━━━ Records supplied ━━━

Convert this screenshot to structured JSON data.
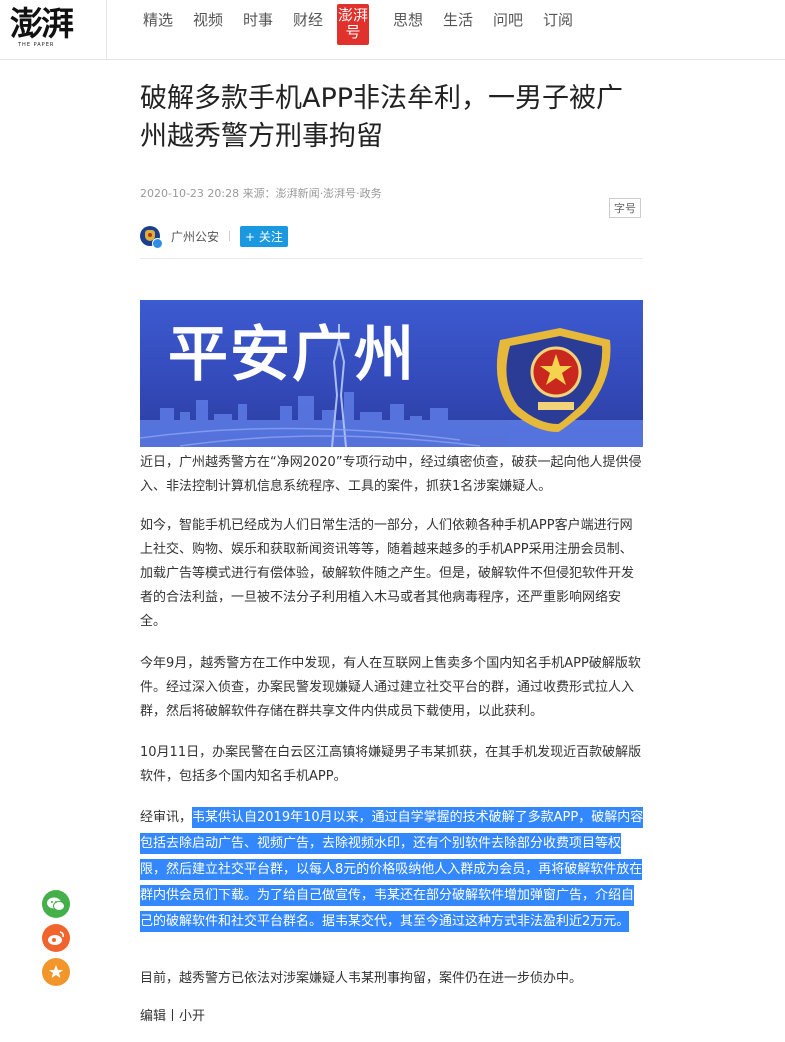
{
  "logo": {
    "cn": "澎湃",
    "en": "THE PAPER"
  },
  "nav": {
    "items": [
      {
        "label": "精选",
        "active": false
      },
      {
        "label": "视频",
        "active": false
      },
      {
        "label": "时事",
        "active": false
      },
      {
        "label": "财经",
        "active": false
      },
      {
        "label": "澎湃号",
        "active": true
      },
      {
        "label": "思想",
        "active": false
      },
      {
        "label": "生活",
        "active": false
      },
      {
        "label": "问吧",
        "active": false
      },
      {
        "label": "订阅",
        "active": false
      }
    ]
  },
  "article": {
    "title": "破解多款手机APP非法牟利，一男子被广州越秀警方刑事拘留",
    "meta": "2020-10-23 20:28 来源：澎湃新闻·澎湃号·政务",
    "font_size_label": "字号",
    "author": {
      "name": "广州公安",
      "follow_label": "+ 关注"
    },
    "banner": {
      "text": "平安广州"
    },
    "paragraphs": [
      "近日，广州越秀警方在“净网2020”专项行动中，经过缜密侦查，破获一起向他人提供侵入、非法控制计算机信息系统程序、工具的案件，抓获1名涉案嫌疑人。",
      "如今，智能手机已经成为人们日常生活的一部分，人们依赖各种手机APP客户端进行网上社交、购物、娱乐和获取新闻资讯等等，随着越来越多的手机APP采用注册会员制、加载广告等模式进行有偿体验，破解软件随之产生。但是，破解软件不但侵犯软件开发者的合法利益，一旦被不法分子利用植入木马或者其他病毒程序，还严重影响网络安全。",
      "今年9月，越秀警方在工作中发现，有人在互联网上售卖多个国内知名手机APP破解版软件。经过深入侦查，办案民警发现嫌疑人通过建立社交平台的群，通过收费形式拉人入群，然后将破解软件存储在群共享文件内供成员下载使用，以此获利。",
      "10月11日，办案民警在白云区江高镇将嫌疑男子韦某抓获，在其手机发现近百款破解版软件，包括多个国内知名手机APP。"
    ],
    "p5_prefix": "经审讯，",
    "p5_highlighted": "韦某供认自2019年10月以来，通过自学掌握的技术破解了多款APP，破解内容包括去除启动广告、视频广告，去除视频水印，还有个别软件去除部分收费项目等权限，然后建立社交平台群，以每人8元的价格吸纳他人入群成为会员，再将破解软件放在群内供会员们下载。为了给自己做宣传，韦某还在部分破解软件增加弹窗广告，介绍自己的破解软件和社交平台群名。据韦某交代，其至今通过这种方式非法盈利近2万元。",
    "p6": "目前，越秀警方已依法对涉案嫌疑人韦某刑事拘留，案件仍在进一步侦办中。",
    "editor": "编辑丨小开"
  },
  "share": {
    "icons": [
      "wechat-icon",
      "weibo-icon",
      "star-icon"
    ]
  },
  "colors": {
    "brand_red": "#e0312d",
    "follow_blue": "#1a99e0",
    "highlight_blue": "#3388ff",
    "banner_blue": "#3c5bd0"
  }
}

━━━

Written task => Make an exact copy of the records shown above, without the pictures.

The answer =>
Convert this screenshot to structured JSON data.
{
  "logo": {
    "cn": "澎湃",
    "en": "THE PAPER"
  },
  "nav": {
    "items": [
      {
        "label": "精选",
        "active": false
      },
      {
        "label": "视频",
        "active": false
      },
      {
        "label": "时事",
        "active": false
      },
      {
        "label": "财经",
        "active": false
      },
      {
        "label": "澎湃号",
        "active": true
      },
      {
        "label": "思想",
        "active": false
      },
      {
        "label": "生活",
        "active": false
      },
      {
        "label": "问吧",
        "active": false
      },
      {
        "label": "订阅",
        "active": false
      }
    ]
  },
  "article": {
    "title": "破解多款手机APP非法牟利，一男子被广州越秀警方刑事拘留",
    "meta": "2020-10-23 20:28 来源：澎湃新闻·澎湃号·政务",
    "font_size_label": "字号",
    "author": {
      "name": "广州公安",
      "follow_label": "+ 关注"
    },
    "banner": {
      "text": "平安广州"
    },
    "paragraphs": [
      "近日，广州越秀警方在“净网2020”专项行动中，经过缜密侦查，破获一起向他人提供侵入、非法控制计算机信息系统程序、工具的案件，抓获1名涉案嫌疑人。",
      "如今，智能手机已经成为人们日常生活的一部分，人们依赖各种手机APP客户端进行网上社交、购物、娱乐和获取新闻资讯等等，随着越来越多的手机APP采用注册会员制、加载广告等模式进行有偿体验，破解软件随之产生。但是，破解软件不但侵犯软件开发者的合法利益，一旦被不法分子利用植入木马或者其他病毒程序，还严重影响网络安全。",
      "今年9月，越秀警方在工作中发现，有人在互联网上售卖多个国内知名手机APP破解版软件。经过深入侦查，办案民警发现嫌疑人通过建立社交平台的群，通过收费形式拉人入群，然后将破解软件存储在群共享文件内供成员下载使用，以此获利。",
      "10月11日，办案民警在白云区江高镇将嫌疑男子韦某抓获，在其手机发现近百款破解版软件，包括多个国内知名手机APP。"
    ],
    "p5_prefix": "经审讯，",
    "p5_highlighted": "韦某供认自2019年10月以来，通过自学掌握的技术破解了多款APP，破解内容包括去除启动广告、视频广告，去除视频水印，还有个别软件去除部分收费项目等权限，然后建立社交平台群，以每人8元的价格吸纳他人入群成为会员，再将破解软件放在群内供会员们下载。为了给自己做宣传，韦某还在部分破解软件增加弹窗广告，介绍自己的破解软件和社交平台群名。据韦某交代，其至今通过这种方式非法盈利近2万元。",
    "p6": "目前，越秀警方已依法对涉案嫌疑人韦某刑事拘留，案件仍在进一步侦办中。",
    "editor": "编辑丨小开"
  },
  "share": {
    "icons": [
      "wechat-icon",
      "weibo-icon",
      "star-icon"
    ]
  },
  "colors": {
    "brand_red": "#e0312d",
    "follow_blue": "#1a99e0",
    "highlight_blue": "#3388ff",
    "banner_blue": "#3c5bd0"
  }
}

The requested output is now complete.